Your objective ::
Go through the listing below and list every line with "https".

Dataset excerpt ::
+ + + + +
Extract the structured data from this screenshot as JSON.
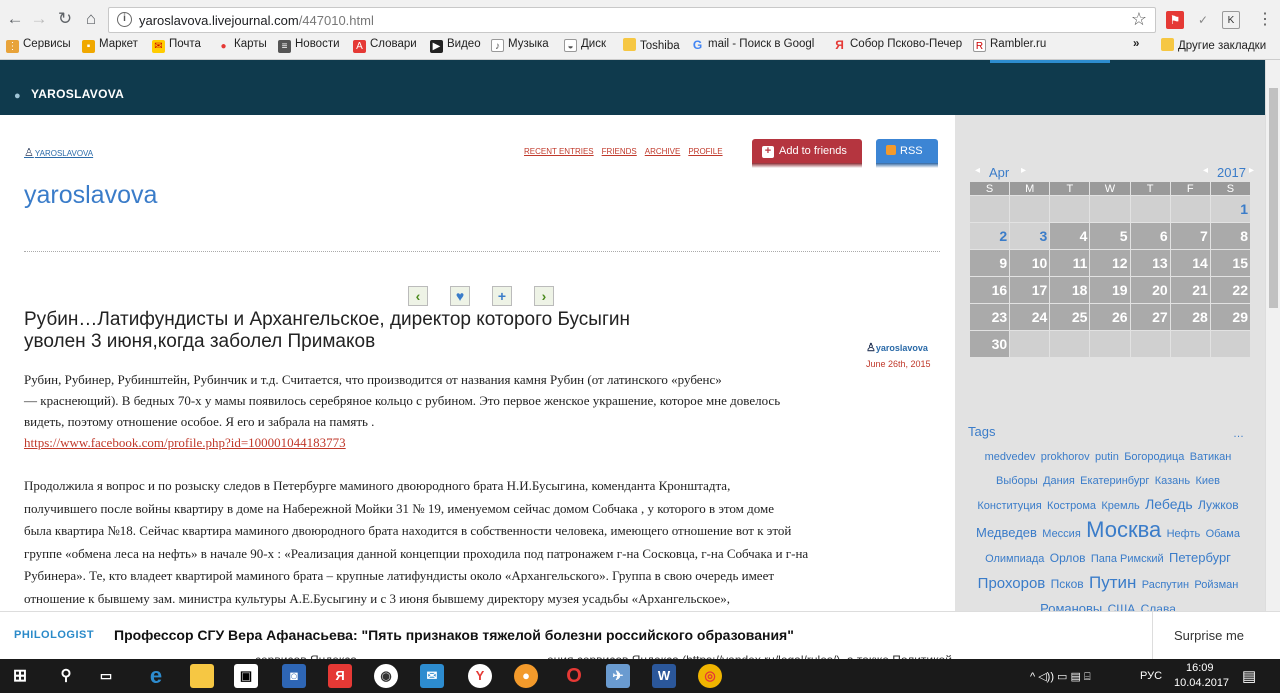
{
  "browser": {
    "url_host": "yaroslavova.livejournal.com",
    "url_path": "/447010.html",
    "bookmarks": [
      "Сервисы",
      "Маркет",
      "Почта",
      "Карты",
      "Новости",
      "Словари",
      "Видео",
      "Музыка",
      "Диск",
      "Toshiba",
      "mail - Поиск в Googl",
      "Собор Псково-Печер",
      "Rambler.ru"
    ],
    "overflow": "»",
    "other_bookmarks": "Другие закладки"
  },
  "lj": {
    "username": "YAROSLAVOVA",
    "small_user": "YAROSLAVOVA",
    "nav": [
      "RECENT ENTRIES",
      "FRIENDS",
      "ARCHIVE",
      "PROFILE"
    ],
    "add_friends": "Add to friends",
    "rss": "RSS",
    "journal_title": "yaroslavova"
  },
  "post": {
    "title_line1": "Рубин…Латифундисты и Архангельское, директор которого Бусыгин",
    "title_line2": "уволен 3 июня,когда заболел Примаков",
    "author": "yaroslavova",
    "date": "June 26th, 2015",
    "para1": [
      "Рубин, Рубинер, Рубинштейн, Рубинчик и т.д.  Считается, что  производится от названия камня  Рубин (от латинского «рубенс»",
      "— краснеющий).  В бедных  70-х у мамы   появилось  серебряное кольцо  с рубином. Это первое  женское украшение, которое мне довелось",
      "видеть,  поэтому отношение особое.  Я  его  и забрала на память ."
    ],
    "link": "https://www.facebook.com/profile.php?id=100001044183773",
    "para2": [
      "Продолжила я  вопрос и по розыску следов в Петербурге   маминого двоюродного брата Н.И.Бусыгина, коменданта Кронштадта,",
      "получившего  после войны квартиру  в доме  на Набережной Мойки 31  № 19, именуемом сейчас домом  Собчака ,  у которого в этом  доме",
      "была  квартира №18. Сейчас квартира  маминого двоюродного брата     находится в собственности человека,  имеющего отношение вот к этой",
      "группе  «обмена леса на нефть» в начале 90-х :  «Реализация данной концепции проходила под патронажем г-на Сосковца, г-на Собчака и г-на",
      "Рубинера». Те, кто владеет квартирой  маминого брата – крупные    латифундисты  около  «Архангельского». Группа в свою   очередь имеет",
      "отношение к    бывшему зам. министра   культуры  А.Е.Бусыгину и      с 3 июня бывшему  директору    музея  усадьбы «Архангельское»,"
    ]
  },
  "calendar": {
    "month": "Apr",
    "year": "2017",
    "days": [
      "S",
      "M",
      "T",
      "W",
      "T",
      "F",
      "S"
    ],
    "weeks": [
      [
        "",
        "",
        "",
        "",
        "",
        "",
        "1"
      ],
      [
        "2",
        "3",
        "4",
        "5",
        "6",
        "7",
        "8"
      ],
      [
        "9",
        "10",
        "11",
        "12",
        "13",
        "14",
        "15"
      ],
      [
        "16",
        "17",
        "18",
        "19",
        "20",
        "21",
        "22"
      ],
      [
        "23",
        "24",
        "25",
        "26",
        "27",
        "28",
        "29"
      ],
      [
        "30",
        "",
        "",
        "",
        "",
        "",
        ""
      ]
    ]
  },
  "tags": {
    "heading": "Tags",
    "more": "…",
    "items": [
      {
        "t": "medvedev",
        "s": 11
      },
      {
        "t": "prokhorov",
        "s": 11
      },
      {
        "t": "putin",
        "s": 11
      },
      {
        "t": "Богородица",
        "s": 11
      },
      {
        "t": "Ватикан",
        "s": 11
      },
      {
        "t": "Выборы",
        "s": 11
      },
      {
        "t": "Дания",
        "s": 11
      },
      {
        "t": "Екатеринбург",
        "s": 11
      },
      {
        "t": "Казань",
        "s": 11
      },
      {
        "t": "Киев",
        "s": 11
      },
      {
        "t": "Конституция",
        "s": 11
      },
      {
        "t": "Кострома",
        "s": 11
      },
      {
        "t": "Кремль",
        "s": 11
      },
      {
        "t": "Лебедь",
        "s": 14
      },
      {
        "t": "Лужков",
        "s": 12
      },
      {
        "t": "Медведев",
        "s": 13
      },
      {
        "t": "Мессия",
        "s": 11
      },
      {
        "t": "Москва",
        "s": 22
      },
      {
        "t": "Нефть",
        "s": 11
      },
      {
        "t": "Обама",
        "s": 11
      },
      {
        "t": "Олимпиада",
        "s": 11
      },
      {
        "t": "Орлов",
        "s": 12
      },
      {
        "t": "Папа Римский",
        "s": 11
      },
      {
        "t": "Петербург",
        "s": 13
      },
      {
        "t": "Прохоров",
        "s": 15
      },
      {
        "t": "Псков",
        "s": 12
      },
      {
        "t": "Путин",
        "s": 17
      },
      {
        "t": "Распутин",
        "s": 11
      },
      {
        "t": "Ройзман",
        "s": 11
      },
      {
        "t": "Романовы",
        "s": 13
      },
      {
        "t": "США",
        "s": 12
      },
      {
        "t": "Слава",
        "s": 12
      }
    ]
  },
  "banner": {
    "label": "PHILOLOGIST",
    "headline": "Профессор СГУ Вера Афанасьева: \"Пять признаков тяжелой болезни российского образования\"",
    "surprise": "Surprise me",
    "ghost_left": "сервисов Яндекса",
    "ghost_right": "ения сервисов Яндекса (https://yandex.ru/legal/rules/), а также Политикой"
  },
  "taskbar": {
    "lang": "РУС",
    "time": "16:09",
    "date": "10.04.2017"
  },
  "colors": {
    "lj_header": "#0f3a4d",
    "accent": "#3a7cc9",
    "link_red": "#c0392b",
    "sidebar": "#e2e2e2"
  }
}
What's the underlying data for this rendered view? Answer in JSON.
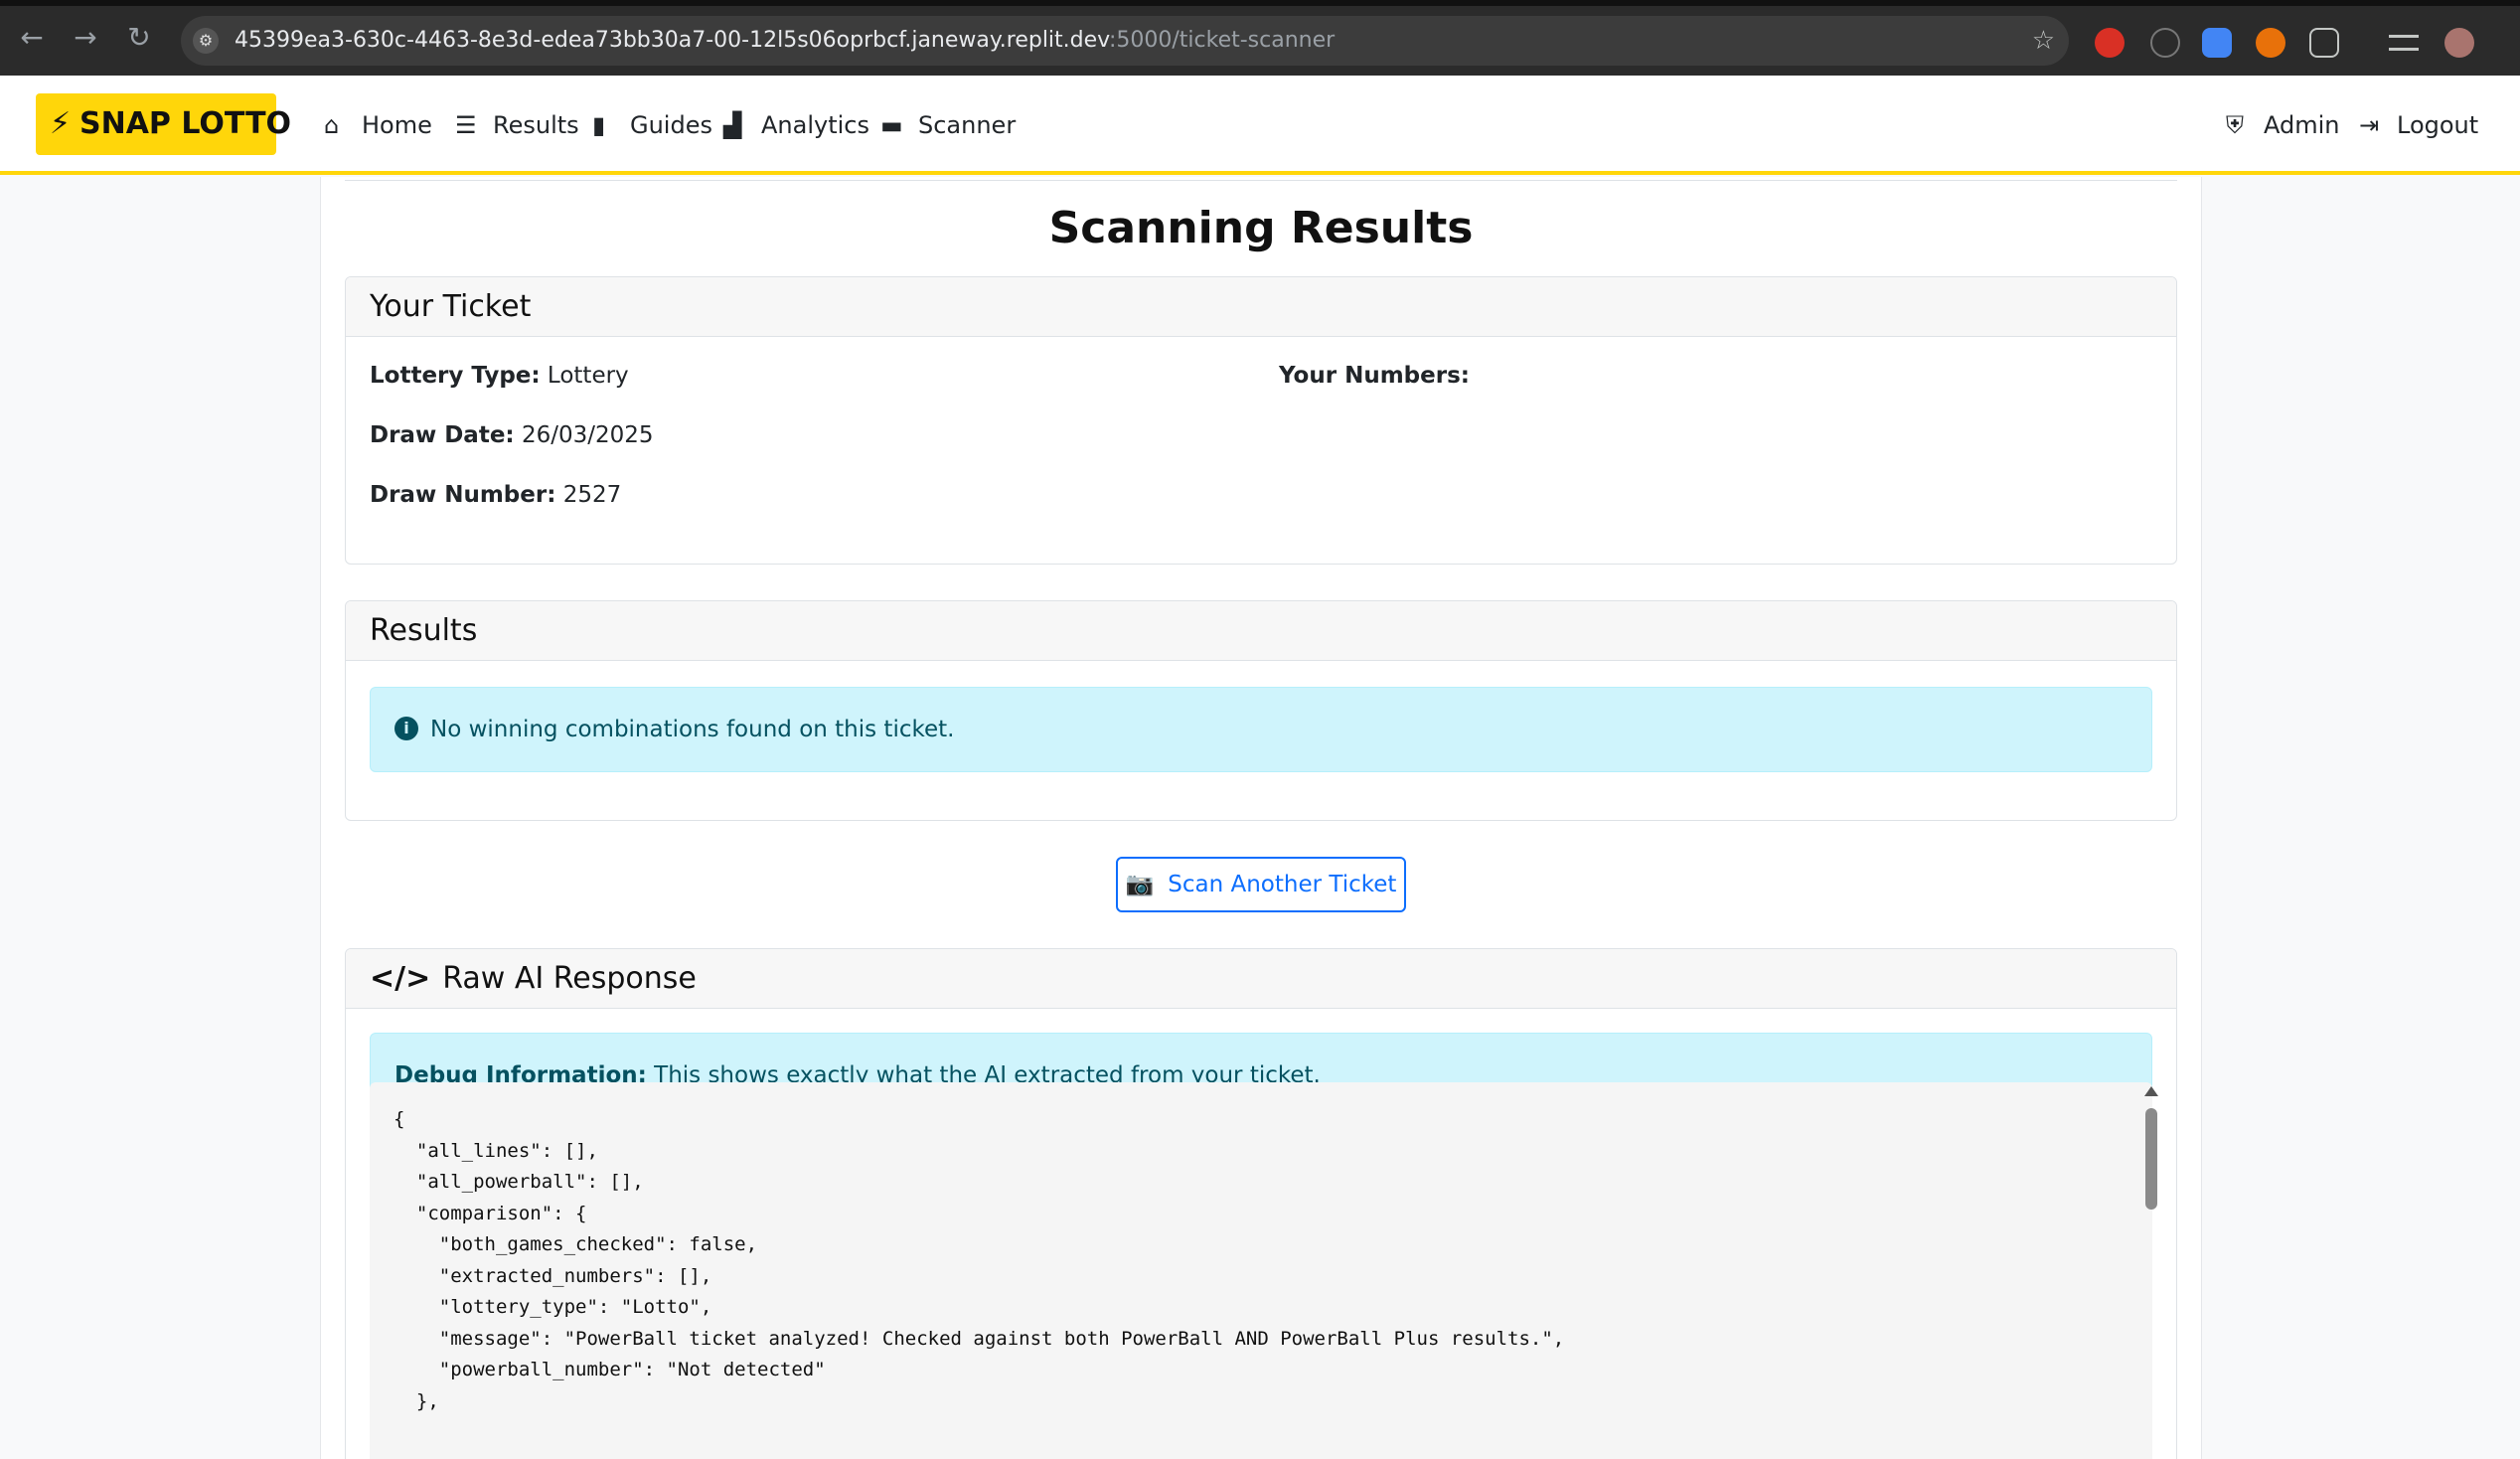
{
  "browser": {
    "url_host": "45399ea3-630c-4463-8e3d-edea73bb30a7-00-12l5s06oprbcf.janeway.replit.dev",
    "url_path": ":5000/ticket-scanner"
  },
  "nav": {
    "brand": "SNAP LOTTO",
    "items": [
      {
        "label": "Home",
        "icon": "home-icon"
      },
      {
        "label": "Results",
        "icon": "list-icon"
      },
      {
        "label": "Guides",
        "icon": "book-icon"
      },
      {
        "label": "Analytics",
        "icon": "chart-icon"
      },
      {
        "label": "Scanner",
        "icon": "ticket-icon"
      }
    ],
    "right": [
      {
        "label": "Admin",
        "icon": "shield-icon"
      },
      {
        "label": "Logout",
        "icon": "logout-icon"
      }
    ]
  },
  "page": {
    "title": "Scanning Results"
  },
  "ticket": {
    "header": "Your Ticket",
    "lottery_type_label": "Lottery Type:",
    "lottery_type": "Lottery",
    "draw_date_label": "Draw Date:",
    "draw_date": "26/03/2025",
    "draw_number_label": "Draw Number:",
    "draw_number": "2527",
    "numbers_label": "Your Numbers:"
  },
  "results": {
    "header": "Results",
    "message": "No winning combinations found on this ticket."
  },
  "scan_button": "Scan Another Ticket",
  "raw": {
    "header": "Raw AI Response",
    "debug_label": "Debug Information:",
    "debug_text": "This shows exactly what the AI extracted from your ticket.",
    "json_text": "{\n  \"all_lines\": [],\n  \"all_powerball\": [],\n  \"comparison\": {\n    \"both_games_checked\": false,\n    \"extracted_numbers\": [],\n    \"lottery_type\": \"Lotto\",\n    \"message\": \"PowerBall ticket analyzed! Checked against both PowerBall AND PowerBall Plus results.\",\n    \"powerball_number\": \"Not detected\"\n  },"
  },
  "colors": {
    "brand_yellow": "#ffd60a",
    "primary_blue": "#0d6efd",
    "info_bg": "#cff4fc",
    "info_text": "#055160"
  }
}
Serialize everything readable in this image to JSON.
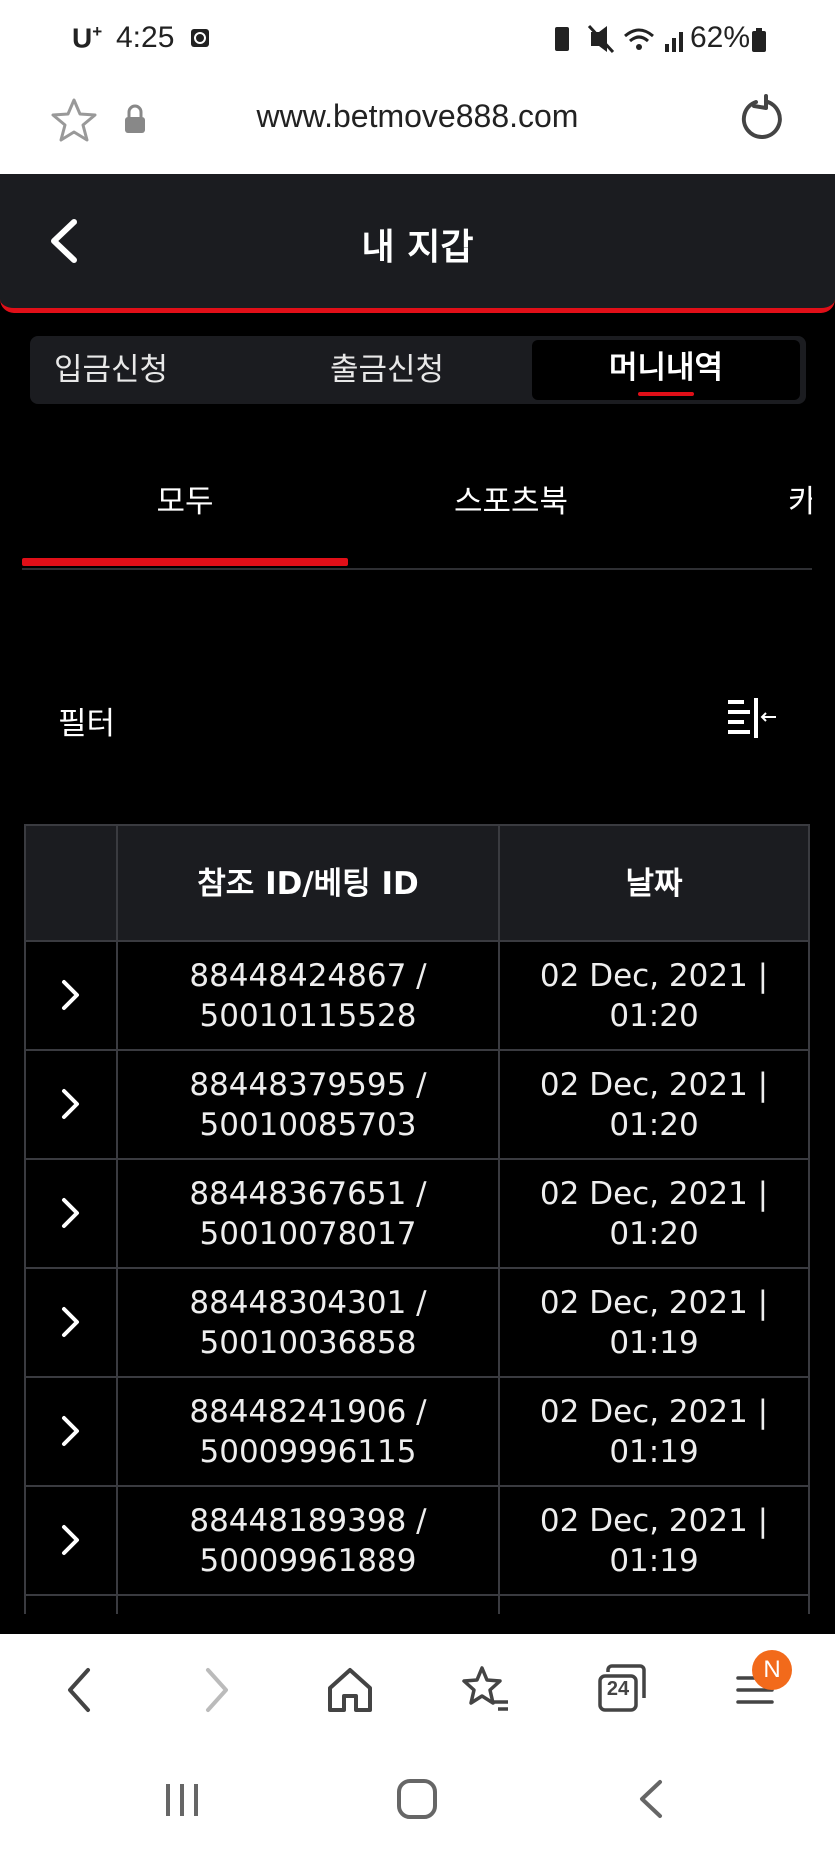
{
  "status": {
    "carrier": "U",
    "carrier_sup": "+",
    "time": "4:25",
    "battery": "62%"
  },
  "browser": {
    "url": "www.betmove888.com"
  },
  "header": {
    "title": "내 지갑"
  },
  "wallet_tabs": [
    {
      "label": "입금신청"
    },
    {
      "label": "출금신청"
    },
    {
      "label": "머니내역"
    }
  ],
  "sub_tabs": [
    {
      "label": "모두"
    },
    {
      "label": "스포츠북"
    },
    {
      "label": "카"
    }
  ],
  "filter": {
    "label": "필터"
  },
  "table": {
    "headers": [
      "참조 ID/베팅 ID",
      "날짜"
    ],
    "rows": [
      {
        "ref": "88448424867 /",
        "bet": "50010115528",
        "date": "02 Dec, 2021 |",
        "time": "01:20"
      },
      {
        "ref": "88448379595 /",
        "bet": "50010085703",
        "date": "02 Dec, 2021 |",
        "time": "01:20"
      },
      {
        "ref": "88448367651 /",
        "bet": "50010078017",
        "date": "02 Dec, 2021 |",
        "time": "01:20"
      },
      {
        "ref": "88448304301 /",
        "bet": "50010036858",
        "date": "02 Dec, 2021 |",
        "time": "01:19"
      },
      {
        "ref": "88448241906 /",
        "bet": "50009996115",
        "date": "02 Dec, 2021 |",
        "time": "01:19"
      },
      {
        "ref": "88448189398 /",
        "bet": "50009961889",
        "date": "02 Dec, 2021 |",
        "time": "01:19"
      }
    ]
  },
  "bottom_nav": {
    "tabs_count": "24",
    "menu_badge": "N"
  },
  "colors": {
    "accent": "#e00f18",
    "panel": "#1b1c20",
    "badge": "#f26a1b"
  }
}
+ + + + +
Task response ::
    "link": "https://www.facebook.com/profile.php?id=100001044183773",
    "ghost_right": "ения сервисов Яндекса (https://yandex.ru/legal/rules/), а также Политикой"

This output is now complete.